* Set exercise *
Copy out each line of the data holding "among".

[Stored records]
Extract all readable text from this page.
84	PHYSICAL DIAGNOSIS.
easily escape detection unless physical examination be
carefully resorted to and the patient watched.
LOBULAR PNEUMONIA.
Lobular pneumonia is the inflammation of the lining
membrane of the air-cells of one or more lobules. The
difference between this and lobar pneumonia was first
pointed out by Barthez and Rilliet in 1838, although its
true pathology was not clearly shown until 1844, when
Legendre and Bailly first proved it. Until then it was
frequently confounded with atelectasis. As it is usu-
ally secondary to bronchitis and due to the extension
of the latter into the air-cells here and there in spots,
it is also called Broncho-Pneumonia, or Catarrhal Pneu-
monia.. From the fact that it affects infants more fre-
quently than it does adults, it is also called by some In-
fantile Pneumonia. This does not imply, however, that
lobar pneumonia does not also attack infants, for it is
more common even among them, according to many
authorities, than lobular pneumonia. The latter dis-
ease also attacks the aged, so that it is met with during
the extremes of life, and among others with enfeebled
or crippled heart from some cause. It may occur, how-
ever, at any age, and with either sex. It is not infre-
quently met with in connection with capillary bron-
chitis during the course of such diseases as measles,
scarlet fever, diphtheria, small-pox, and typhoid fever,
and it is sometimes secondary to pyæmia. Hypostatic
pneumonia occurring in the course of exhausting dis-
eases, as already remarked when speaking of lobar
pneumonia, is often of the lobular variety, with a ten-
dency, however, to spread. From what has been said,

* Problem solution *
more common even among them, according to many
the extremes of life, and among others with enfeebled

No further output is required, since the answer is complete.